Task directions
The entries below are to be written out again without alteration.

Exercise data
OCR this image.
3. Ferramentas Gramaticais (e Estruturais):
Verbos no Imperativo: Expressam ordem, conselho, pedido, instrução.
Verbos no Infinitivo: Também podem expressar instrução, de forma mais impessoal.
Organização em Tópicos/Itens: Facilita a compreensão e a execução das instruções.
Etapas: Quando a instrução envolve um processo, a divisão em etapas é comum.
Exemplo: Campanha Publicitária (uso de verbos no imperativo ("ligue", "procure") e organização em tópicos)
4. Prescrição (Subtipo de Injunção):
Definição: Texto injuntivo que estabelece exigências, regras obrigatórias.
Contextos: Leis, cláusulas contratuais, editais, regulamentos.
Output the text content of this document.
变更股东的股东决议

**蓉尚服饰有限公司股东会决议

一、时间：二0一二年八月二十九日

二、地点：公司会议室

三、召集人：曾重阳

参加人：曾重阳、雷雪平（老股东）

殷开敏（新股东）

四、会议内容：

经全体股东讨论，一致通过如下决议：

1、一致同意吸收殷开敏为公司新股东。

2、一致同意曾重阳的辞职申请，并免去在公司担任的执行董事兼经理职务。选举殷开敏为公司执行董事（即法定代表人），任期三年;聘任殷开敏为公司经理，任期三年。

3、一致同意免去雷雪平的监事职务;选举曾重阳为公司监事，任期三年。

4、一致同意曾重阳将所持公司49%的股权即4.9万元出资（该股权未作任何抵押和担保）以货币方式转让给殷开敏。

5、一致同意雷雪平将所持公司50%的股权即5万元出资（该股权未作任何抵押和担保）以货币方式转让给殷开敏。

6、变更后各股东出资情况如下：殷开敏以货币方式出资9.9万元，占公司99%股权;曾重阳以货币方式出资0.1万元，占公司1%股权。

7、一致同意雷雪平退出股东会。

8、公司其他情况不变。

Written answer
OCR this image.
3. Ferramentas Gramaticais (e Estruturais):
Verbos no Imperativo: Expressam ordem, conselho, pedido, instrução.
Verbos no Infinitivo: Também podem expressar instrução, de forma mais impessoal.
Organização em Tópicos/Itens: Facilita a compreensão e a execução das instruções.
Etapas: Quando a instrução envolve um processo, a divisão em etapas é comum.
Exemplo: Campanha Publicitária (uso de verbos no imperativo ("ligue", "procure") e organização em tópicos)
4. Prescrição (Subtipo de Injunção):
Definição: Texto injuntivo que estabelece exigências, regras obrigatórias.
Contextos: Leis, cláusulas contratuais, editais, regulamentos.
Output the text content of this document.
变更股东的股东决议

**蓉尚服饰有限公司股东会决议

一、时间：二0一二年八月二十九日

二、地点：公司会议室

三、召集人：曾重阳

参加人：曾重阳、雷雪平（老股东）

殷开敏（新股东）

四、会议内容：

经全体股东讨论，一致通过如下决议：

1、一致同意吸收殷开敏为公司新股东。

2、一致同意曾重阳的辞职申请，并免去在公司担任的执行董事兼经理职务。选举殷开敏为公司执行董事（即法定代表人），任期三年;聘任殷开敏为公司经理，任期三年。

3、一致同意免去雷雪平的监事职务;选举曾重阳为公司监事，任期三年。

4、一致同意曾重阳将所持公司49%的股权即4.9万元出资（该股权未作任何抵押和担保）以货币方式转让给殷开敏。

5、一致同意雷雪平将所持公司50%的股权即5万元出资（该股权未作任何抵押和担保）以货币方式转让给殷开敏。

6、变更后各股东出资情况如下：殷开敏以货币方式出资9.9万元，占公司99%股权;曾重阳以货币方式出资0.1万元，占公司1%股权。

7、一致同意雷雪平退出股东会。

8、公司其他情况不变。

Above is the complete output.